◆ **Supplied data**:
========
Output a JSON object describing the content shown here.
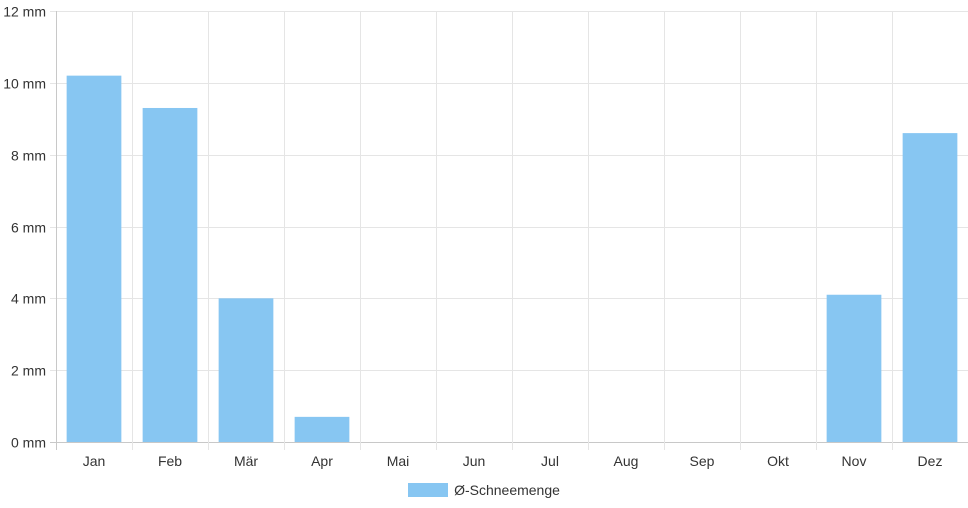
{
  "chart_data": {
    "type": "bar",
    "categories": [
      "Jan",
      "Feb",
      "Mär",
      "Apr",
      "Mai",
      "Jun",
      "Jul",
      "Aug",
      "Sep",
      "Okt",
      "Nov",
      "Dez"
    ],
    "series": [
      {
        "name": "Ø-Schneemenge",
        "values": [
          10.2,
          9.3,
          4.0,
          0.7,
          0,
          0,
          0,
          0,
          0,
          0,
          4.1,
          8.6
        ],
        "color": "#87c6f2"
      }
    ],
    "y_ticks": [
      0,
      2,
      4,
      6,
      8,
      10,
      12
    ],
    "y_unit": "mm",
    "ylim": [
      0,
      12
    ],
    "grid": true,
    "legend_position": "bottom"
  },
  "legend": {
    "label": "Ø-Schneemenge",
    "color": "#87c6f2"
  }
}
========
◆ **What the exercise asks**:
Lines that include the word "Schneemenge" are to be extracted from the data above.

◆ **Answer to the task**:
        "name": "Ø-Schneemenge",
    "label": "Ø-Schneemenge",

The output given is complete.